◆ DATA PROVIDED:
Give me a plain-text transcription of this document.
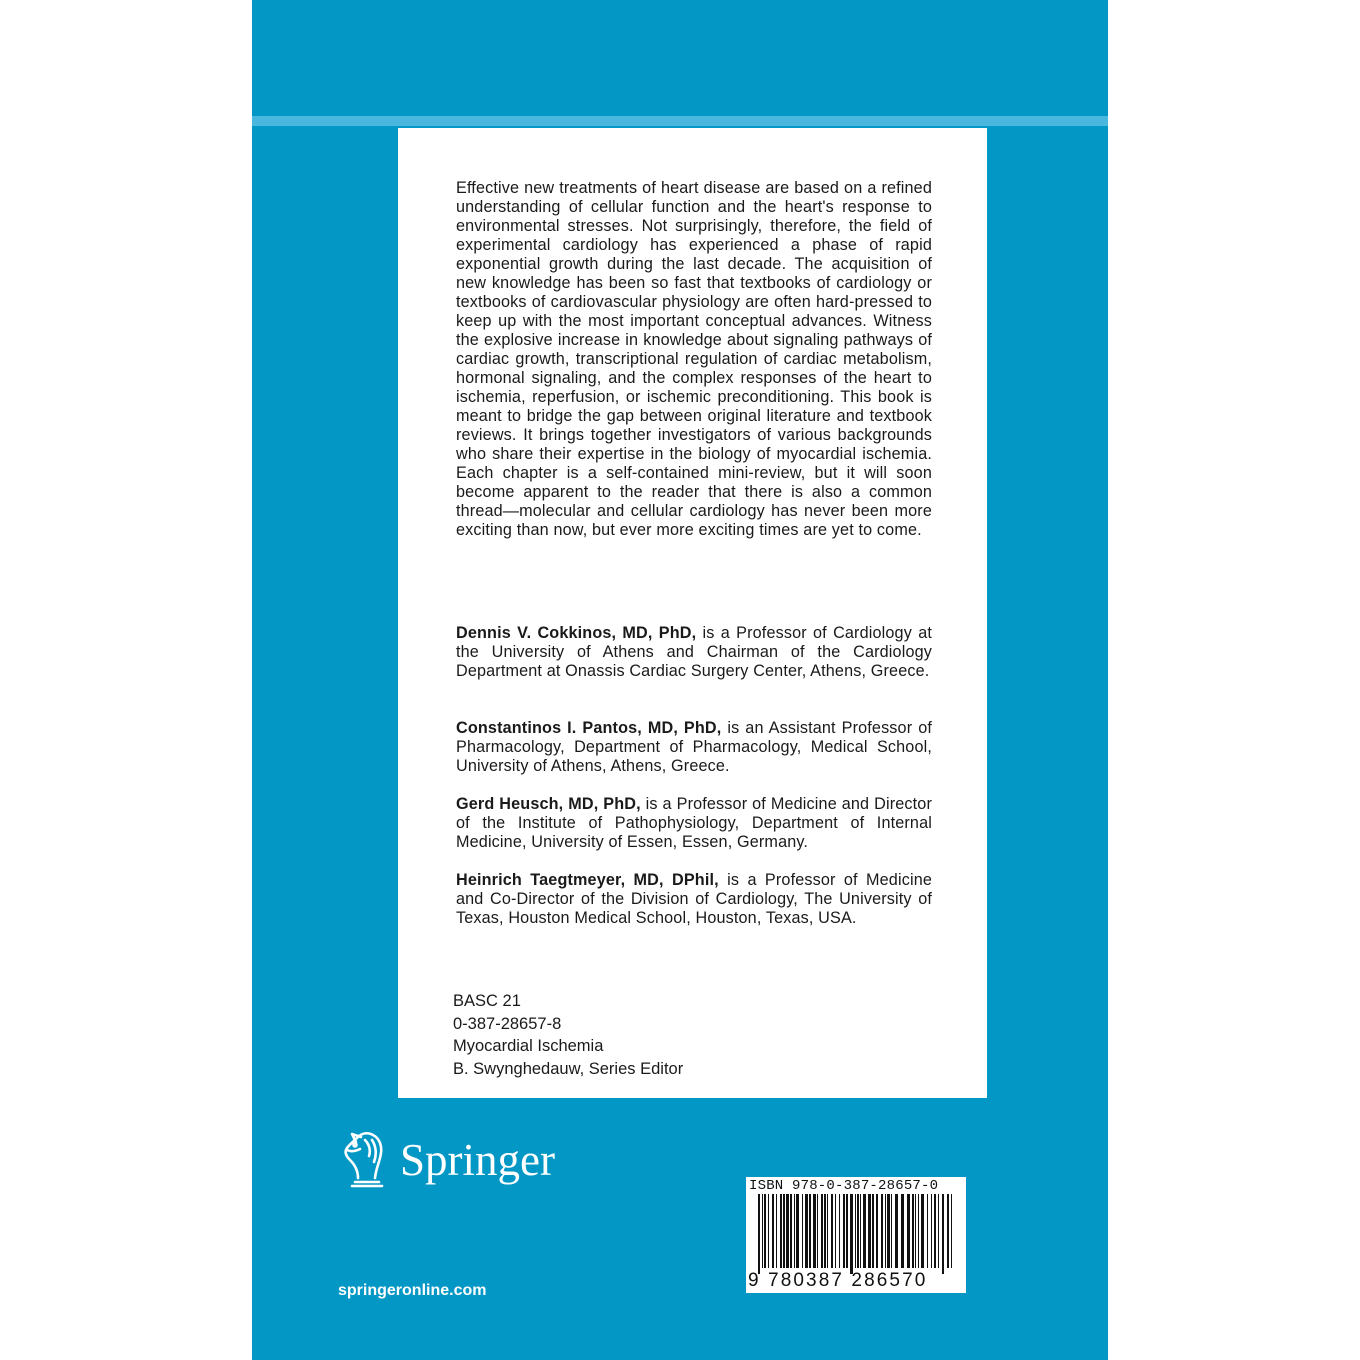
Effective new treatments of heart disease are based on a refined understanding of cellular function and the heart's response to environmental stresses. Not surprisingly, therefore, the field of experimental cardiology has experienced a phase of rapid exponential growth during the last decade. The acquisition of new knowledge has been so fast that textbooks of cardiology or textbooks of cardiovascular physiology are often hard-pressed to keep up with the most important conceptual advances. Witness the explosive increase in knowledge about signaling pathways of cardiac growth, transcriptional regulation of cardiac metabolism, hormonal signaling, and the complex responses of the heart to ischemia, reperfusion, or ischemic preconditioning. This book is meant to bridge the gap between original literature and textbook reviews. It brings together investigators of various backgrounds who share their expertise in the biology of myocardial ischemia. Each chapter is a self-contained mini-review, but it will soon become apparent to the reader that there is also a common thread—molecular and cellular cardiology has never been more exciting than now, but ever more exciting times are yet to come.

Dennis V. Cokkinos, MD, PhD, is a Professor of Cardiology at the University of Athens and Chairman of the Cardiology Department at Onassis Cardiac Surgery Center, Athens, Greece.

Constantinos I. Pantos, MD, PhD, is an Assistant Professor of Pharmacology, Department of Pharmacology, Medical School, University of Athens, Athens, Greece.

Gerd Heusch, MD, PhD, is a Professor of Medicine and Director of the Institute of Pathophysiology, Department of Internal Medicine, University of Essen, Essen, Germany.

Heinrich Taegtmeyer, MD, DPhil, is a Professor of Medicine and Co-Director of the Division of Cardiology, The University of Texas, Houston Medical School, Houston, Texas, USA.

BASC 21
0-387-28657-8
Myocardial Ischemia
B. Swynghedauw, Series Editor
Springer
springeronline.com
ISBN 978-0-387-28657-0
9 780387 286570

◆ WHAT IS ASKED: Tally the lines in these entries that have the string "Athens" in them, then answer with the count and nothing else.

◆ CORRECT ANSWER: 2